El prestigio literario de los gatos es mayor que el de los perros. De hecho, el gato se convirtió en sujeto de la poesía moderna. Como de tantas otras cosas, podemos culpar a Baudelaire. Están siempre del lado misterioso, lo cual ayuda mucho a la lírica. El perro gusta a los narradores sólidos, como Mann, Kafka, Berger, London, Bulgákov. Y a los peripatéticos. El gato presupone más ambigüedades, más arte. Se aviene a la contemplación, el ocio, la lentitud, el sueño, la curiosidad sutil, la sorpresa inagotable. Incluso en la narrativa de Poe o Soseki, es poético.

El factor felino plantea un constante desafío suprahumano. Por semisalvaje, seduce. Algo tigre, algo pantera, algo jaguar u ocelote, obedece sólo a quien le obedece. Mientras al perro nada humano le resulta ajeno, a los gatos quien no es su súbdito no les interesa. Su plasticidad y frecuente belleza los hace decorativos, como cojín persa. Encontraron su pintor en Foujita y un lugar en las tiras cómicas. El viejo Eliot nos legó un tratado práctico de los insondables gatos en la forma de un poemario infantil. Toca allí la cuestión de los nombres, las personalidades, el submundo callejero donde organizan travesuras y enfrentan a la policía. El de los trenes, el de los teatros, el detective, el Napoleón del crimen. El musical Cats, de Lloyd Weber, fue una adaptación eficaz de Eliot que luego degeneró en lugar común, chabacanería y maquillaje de mal gusto.

Si a Borges lo fascinaba el tigre y a Rilke la pantera, claro que les iban a gustar los gatos. Igual que a Cortázar y su bicho Theodor Adorno. Prestidigitadores en el país de las maravillas de Carroll, tienen un no sé qué de filósofos, aunque sólo sea por apariencia. Un gato sentado, mirando no sabemos a dónde, es Buda o un ídolo egipcio en atención suprema a todo lo que se mueve o podría moverse. Juega, no caza. Dios para el ratón y la mosca, que no son sus víctimas, sino sus juguetes. Se entretiene solo.

-- -- --

## TAREAS POR REALIZAR
1. Enumera todos los narradores que, según el texto sobre los gatos en la literatura, gustan del perro.
2. Reproduce del texto sobre los gatos en la literatura el tramo que va desde "El prestigio literario" hasta "Soseki, es poético.".
3. Prosigue el texto sobre los gatos en la literatura a partir del punto en que se detiene.
Las filas no guardan relación alguna con el texto.

## Entradas de la colección
-- -- --

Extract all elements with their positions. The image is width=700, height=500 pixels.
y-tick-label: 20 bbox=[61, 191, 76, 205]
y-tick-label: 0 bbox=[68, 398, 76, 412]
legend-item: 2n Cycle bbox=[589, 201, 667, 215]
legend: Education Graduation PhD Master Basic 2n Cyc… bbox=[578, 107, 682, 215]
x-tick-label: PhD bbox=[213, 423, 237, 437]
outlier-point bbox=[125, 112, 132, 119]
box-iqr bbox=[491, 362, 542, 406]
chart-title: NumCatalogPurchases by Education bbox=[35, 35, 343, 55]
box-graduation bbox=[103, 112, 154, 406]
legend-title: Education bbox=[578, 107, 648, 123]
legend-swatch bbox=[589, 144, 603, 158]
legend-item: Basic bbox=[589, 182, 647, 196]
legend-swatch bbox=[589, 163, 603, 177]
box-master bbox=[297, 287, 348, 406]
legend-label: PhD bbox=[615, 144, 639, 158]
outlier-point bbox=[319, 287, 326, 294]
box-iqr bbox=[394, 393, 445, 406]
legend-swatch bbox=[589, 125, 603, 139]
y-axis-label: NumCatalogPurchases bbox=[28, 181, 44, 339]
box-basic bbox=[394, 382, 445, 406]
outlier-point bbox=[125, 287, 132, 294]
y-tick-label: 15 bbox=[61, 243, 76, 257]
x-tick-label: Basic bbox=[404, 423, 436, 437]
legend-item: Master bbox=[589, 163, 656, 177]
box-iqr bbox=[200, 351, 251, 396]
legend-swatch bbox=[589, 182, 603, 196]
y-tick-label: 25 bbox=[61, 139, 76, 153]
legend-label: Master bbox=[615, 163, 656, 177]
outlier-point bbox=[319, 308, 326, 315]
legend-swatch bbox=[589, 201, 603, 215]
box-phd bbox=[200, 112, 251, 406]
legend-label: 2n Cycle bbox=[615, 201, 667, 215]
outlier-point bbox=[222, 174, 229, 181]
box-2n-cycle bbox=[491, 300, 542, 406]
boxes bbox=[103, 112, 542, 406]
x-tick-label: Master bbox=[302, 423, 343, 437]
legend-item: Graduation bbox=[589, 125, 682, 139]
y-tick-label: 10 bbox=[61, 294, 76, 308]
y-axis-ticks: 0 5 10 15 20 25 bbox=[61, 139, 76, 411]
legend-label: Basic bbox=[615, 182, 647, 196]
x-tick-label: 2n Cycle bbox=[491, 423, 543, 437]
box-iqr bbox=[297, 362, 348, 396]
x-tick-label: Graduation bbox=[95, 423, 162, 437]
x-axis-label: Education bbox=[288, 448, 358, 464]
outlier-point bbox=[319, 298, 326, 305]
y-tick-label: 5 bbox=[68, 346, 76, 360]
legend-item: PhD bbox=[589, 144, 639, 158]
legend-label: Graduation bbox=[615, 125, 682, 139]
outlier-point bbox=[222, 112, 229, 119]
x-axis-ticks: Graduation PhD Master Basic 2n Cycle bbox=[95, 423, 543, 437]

-- -- --

## RESPUESTAS POR NÚMERO
1. Mann, Kafka, Berger, London, Bulgákov

2.
El prestigio literario de los gatos es mayor que el de los perros. De hecho, el gato se convirtió en sujeto de la poesía moderna. Como de tantas otras cosas, podemos culpar a Baudelaire. Están siempre del lado misterioso, lo cual ayuda mucho a la lírica. El perro gusta a los narradores sólidos, como Mann, Kafka, Berger, London, Bulgákov. Y a los peripatéticos. El gato presupone más ambigüedades, más arte. Se aviene a la contemplación, el ocio, la lentitud, el sueño, la curiosidad sutil, la sorpresa inagotable. Incluso en la narrativa de Poe o Soseki, es poético.

3.
A Szymborska le preocupa que el amo muera y lo abandone sin horarios ni esa precisa presencia. Tal fue el drama de orfandad y extravío que Monsiváis dejó al morir, tanto en sus gatos como en sus últimos discípulos. El amo es evanescente, como Cartier Bresson cuando autorretrata su sombra sobre un gato negro. El retrato hablado de Neruda en una oda me parece muy completo. Asienta que no evolucionó de feo y torpe a bestia formidable, como los demás animales: Sólo el gato / apareció / completo / y orgulloso: / nació completamente terminado / camina solo y sabe lo que quiere. Arrogante vestigio de la noche, tiene unidad de ser y de propósito. De la cola al ojo de topacio hendido es un solo artefacto infalible y misterioso. El poeta se declara incapaz de descifrarlo.

En ¿Cómo discutir con un gato? (Urano, 2018), el retórico moderno Jay Heinrichs propone pensar humanamente tal como actúa un gato. Lo considera maestro de la negociación y la persuasión. Postula que el gato, ese manipulador, nos enseña que cuando hay un desacuerdo, no es buena idea recurrir al enfrentamiento directo. Aconseja imitar su capacidad de acecho: esperar el mejor momento, bluffear, revelar la verdad y hacerse respetar. Agréguese a ello que no hay un problema suficientemente grande como para no darle la vuelta.

Por encima de la autoayuda y los ensayos astutos, el multicitado animal resulta inaprehensible. Suele tener orígenes oscuros y plebeyos, los especímenes de raza son una franca minoría, aún en hogares acomodados. A contrapelo de la diversidad canina en tamaño y aspecto, cualquier gato es todos los gatos. Resuelve crímenes y ecuaciones, dicta versos y ataja ratas. Sus caprichos y acrobacias lo hacen improbable robot. Irrepetible, libidinoso, seductor, en su fingida indiferencia demuestra conocer bien las leyes de la física y el deseo.